Quote the listing below in its entirety.

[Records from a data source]
******************************
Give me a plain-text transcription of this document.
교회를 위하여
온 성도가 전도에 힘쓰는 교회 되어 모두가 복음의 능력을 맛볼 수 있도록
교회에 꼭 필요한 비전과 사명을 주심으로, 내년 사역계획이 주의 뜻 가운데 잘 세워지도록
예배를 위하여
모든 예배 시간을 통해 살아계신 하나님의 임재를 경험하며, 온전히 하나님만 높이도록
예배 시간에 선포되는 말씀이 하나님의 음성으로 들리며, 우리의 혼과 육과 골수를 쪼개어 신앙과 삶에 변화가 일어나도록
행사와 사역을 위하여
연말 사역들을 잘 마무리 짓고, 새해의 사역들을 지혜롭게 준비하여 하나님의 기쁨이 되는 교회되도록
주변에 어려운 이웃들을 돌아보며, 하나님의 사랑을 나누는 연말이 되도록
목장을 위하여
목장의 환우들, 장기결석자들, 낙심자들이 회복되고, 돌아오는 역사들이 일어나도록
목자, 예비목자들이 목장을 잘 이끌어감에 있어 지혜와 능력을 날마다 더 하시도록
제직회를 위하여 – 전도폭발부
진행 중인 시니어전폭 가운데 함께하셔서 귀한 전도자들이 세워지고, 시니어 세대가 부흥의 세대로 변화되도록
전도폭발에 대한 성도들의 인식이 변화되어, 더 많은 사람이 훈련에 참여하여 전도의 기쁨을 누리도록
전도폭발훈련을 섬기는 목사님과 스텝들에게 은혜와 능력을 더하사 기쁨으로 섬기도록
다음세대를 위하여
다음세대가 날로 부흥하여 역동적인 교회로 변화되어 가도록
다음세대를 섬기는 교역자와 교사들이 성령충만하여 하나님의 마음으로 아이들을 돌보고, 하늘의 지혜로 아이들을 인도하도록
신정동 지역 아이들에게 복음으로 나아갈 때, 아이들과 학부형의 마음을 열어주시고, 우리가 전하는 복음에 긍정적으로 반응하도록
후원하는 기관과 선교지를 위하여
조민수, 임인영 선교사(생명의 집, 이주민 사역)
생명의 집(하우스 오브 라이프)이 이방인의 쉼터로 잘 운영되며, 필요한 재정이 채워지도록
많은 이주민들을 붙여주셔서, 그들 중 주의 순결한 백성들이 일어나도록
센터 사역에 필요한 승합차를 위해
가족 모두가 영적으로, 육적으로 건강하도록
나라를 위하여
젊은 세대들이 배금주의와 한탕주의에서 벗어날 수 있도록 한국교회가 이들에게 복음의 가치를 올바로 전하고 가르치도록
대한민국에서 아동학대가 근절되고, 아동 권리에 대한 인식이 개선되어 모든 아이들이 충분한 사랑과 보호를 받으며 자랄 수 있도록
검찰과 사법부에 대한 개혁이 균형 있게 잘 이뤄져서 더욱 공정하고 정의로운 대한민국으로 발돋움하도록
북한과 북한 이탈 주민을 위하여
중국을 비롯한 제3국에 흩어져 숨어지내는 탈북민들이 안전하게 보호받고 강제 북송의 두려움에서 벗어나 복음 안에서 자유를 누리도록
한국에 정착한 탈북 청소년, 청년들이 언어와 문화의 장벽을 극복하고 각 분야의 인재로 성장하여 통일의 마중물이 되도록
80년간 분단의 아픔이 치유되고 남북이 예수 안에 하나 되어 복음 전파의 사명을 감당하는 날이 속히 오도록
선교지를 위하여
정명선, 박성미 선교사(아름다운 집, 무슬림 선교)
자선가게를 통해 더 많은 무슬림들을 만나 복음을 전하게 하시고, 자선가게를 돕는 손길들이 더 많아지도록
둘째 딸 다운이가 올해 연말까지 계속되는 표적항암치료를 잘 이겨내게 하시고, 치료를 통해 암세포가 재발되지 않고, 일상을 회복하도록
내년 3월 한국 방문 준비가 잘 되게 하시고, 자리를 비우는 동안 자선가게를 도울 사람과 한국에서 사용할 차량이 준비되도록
******************************
(SOLUTION TO THIS PROBLEM)
Give me a plain-text transcription of this document.
교회를 위하여
온 성도가 전도에 힘쓰는 교회 되어 모두가 복음의 능력을 맛볼 수 있도록
교회에 꼭 필요한 비전과 사명을 주심으로, 내년 사역계획이 주의 뜻 가운데 잘 세워지도록
예배를 위하여
모든 예배 시간을 통해 살아계신 하나님의 임재를 경험하며, 온전히 하나님만 높이도록
예배 시간에 선포되는 말씀이 하나님의 음성으로 들리며, 우리의 혼과 육과 골수를 쪼개어 신앙과 삶에 변화가 일어나도록
행사와 사역을 위하여
연말 사역들을 잘 마무리 짓고, 새해의 사역들을 지혜롭게 준비하여 하나님의 기쁨이 되는 교회되도록
주변에 어려운 이웃들을 돌아보며, 하나님의 사랑을 나누는 연말이 되도록
목장을 위하여
목장의 환우들, 장기결석자들, 낙심자들이 회복되고, 돌아오는 역사들이 일어나도록
목자, 예비목자들이 목장을 잘 이끌어감에 있어 지혜와 능력을 날마다 더 하시도록
제직회를 위하여 – 전도폭발부
진행 중인 시니어전폭 가운데 함께하셔서 귀한 전도자들이 세워지고, 시니어 세대가 부흥의 세대로 변화되도록
전도폭발에 대한 성도들의 인식이 변화되어, 더 많은 사람이 훈련에 참여하여 전도의 기쁨을 누리도록
전도폭발훈련을 섬기는 목사님과 스텝들에게 은혜와 능력을 더하사 기쁨으로 섬기도록
다음세대를 위하여
다음세대가 날로 부흥하여 역동적인 교회로 변화되어 가도록
다음세대를 섬기는 교역자와 교사들이 성령충만하여 하나님의 마음으로 아이들을 돌보고, 하늘의 지혜로 아이들을 인도하도록
신정동 지역 아이들에게 복음으로 나아갈 때, 아이들과 학부형의 마음을 열어주시고, 우리가 전하는 복음에 긍정적으로 반응하도록
후원하는 기관과 선교지를 위하여
조민수, 임인영 선교사(생명의 집, 이주민 사역)
생명의 집(하우스 오브 라이프)이 이방인의 쉼터로 잘 운영되며, 필요한 재정이 채워지도록
많은 이주민들을 붙여주셔서, 그들 중 주의 순결한 백성들이 일어나도록
센터 사역에 필요한 승합차를 위해
가족 모두가 영적으로, 육적으로 건강하도록
나라를 위하여
젊은 세대들이 배금주의와 한탕주의에서 벗어날 수 있도록 한국교회가 이들에게 복음의 가치를 올바로 전하고 가르치도록
대한민국에서 아동학대가 근절되고, 아동 권리에 대한 인식이 개선되어 모든 아이들이 충분한 사랑과 보호를 받으며 자랄 수 있도록
검찰과 사법부에 대한 개혁이 균형 있게 잘 이뤄져서 더욱 공정하고 정의로운 대한민국으로 발돋움하도록
북한과 북한 이탈 주민을 위하여
중국을 비롯한 제3국에 흩어져 숨어지내는 탈북민들이 안전하게 보호받고 강제 북송의 두려움에서 벗어나 복음 안에서 자유를 누리도록
한국에 정착한 탈북 청소년, 청년들이 언어와 문화의 장벽을 극복하고 각 분야의 인재로 성장하여 통일의 마중물이 되도록
80년간 분단의 아픔이 치유되고 남북이 예수 안에 하나 되어 복음 전파의 사명을 감당하는 날이 속히 오도록
선교지를 위하여
정명선, 박성미 선교사(아름다운 집, 무슬림 선교)
자선가게를 통해 더 많은 무슬림들을 만나 복음을 전하게 하시고, 자선가게를 돕는 손길들이 더 많아지도록
둘째 딸 다운이가 올해 연말까지 계속되는 표적항암치료를 잘 이겨내게 하시고, 치료를 통해 암세포가 재발되지 않고, 일상을 회복하도록
내년 3월 한국 방문 준비가 잘 되게 하시고, 자리를 비우는 동안 자선가게를 도울 사람과 한국에서 사용할 차량이 준비되도록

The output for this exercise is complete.